**Exercise prompt**
Of all the lines in these entries, how many contain the string "OVER"? Give only that count.

Records from a data source:

***

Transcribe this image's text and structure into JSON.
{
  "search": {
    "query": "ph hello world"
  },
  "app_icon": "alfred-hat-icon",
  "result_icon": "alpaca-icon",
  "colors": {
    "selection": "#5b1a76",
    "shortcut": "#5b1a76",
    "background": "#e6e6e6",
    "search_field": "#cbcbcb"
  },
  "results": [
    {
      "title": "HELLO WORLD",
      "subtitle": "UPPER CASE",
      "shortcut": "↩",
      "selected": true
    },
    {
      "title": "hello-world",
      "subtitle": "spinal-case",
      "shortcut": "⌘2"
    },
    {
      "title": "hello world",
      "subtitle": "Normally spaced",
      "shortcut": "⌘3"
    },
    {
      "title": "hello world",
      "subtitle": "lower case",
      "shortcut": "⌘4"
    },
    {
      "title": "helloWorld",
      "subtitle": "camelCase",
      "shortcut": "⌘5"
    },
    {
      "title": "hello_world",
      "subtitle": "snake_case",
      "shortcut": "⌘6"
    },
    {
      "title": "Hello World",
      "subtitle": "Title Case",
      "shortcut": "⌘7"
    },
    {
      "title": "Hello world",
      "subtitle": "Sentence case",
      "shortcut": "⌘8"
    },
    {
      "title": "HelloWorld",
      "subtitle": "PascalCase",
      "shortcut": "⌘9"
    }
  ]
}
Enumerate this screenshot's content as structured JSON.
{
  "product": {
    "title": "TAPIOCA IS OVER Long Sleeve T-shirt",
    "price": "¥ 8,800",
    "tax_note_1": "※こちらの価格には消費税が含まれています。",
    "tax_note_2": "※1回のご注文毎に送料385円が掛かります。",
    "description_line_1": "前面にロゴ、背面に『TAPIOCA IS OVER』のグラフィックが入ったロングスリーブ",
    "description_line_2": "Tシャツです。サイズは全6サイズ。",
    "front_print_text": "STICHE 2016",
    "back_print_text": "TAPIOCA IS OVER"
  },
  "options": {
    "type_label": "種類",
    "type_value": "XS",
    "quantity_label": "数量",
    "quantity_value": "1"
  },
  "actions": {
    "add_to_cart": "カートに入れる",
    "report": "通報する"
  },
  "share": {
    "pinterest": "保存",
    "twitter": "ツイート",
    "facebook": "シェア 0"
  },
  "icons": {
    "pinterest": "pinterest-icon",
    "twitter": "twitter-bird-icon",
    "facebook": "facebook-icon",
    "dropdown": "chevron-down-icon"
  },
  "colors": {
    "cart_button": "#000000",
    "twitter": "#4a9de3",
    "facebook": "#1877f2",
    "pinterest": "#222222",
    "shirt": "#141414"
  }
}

***

**Complete response**
3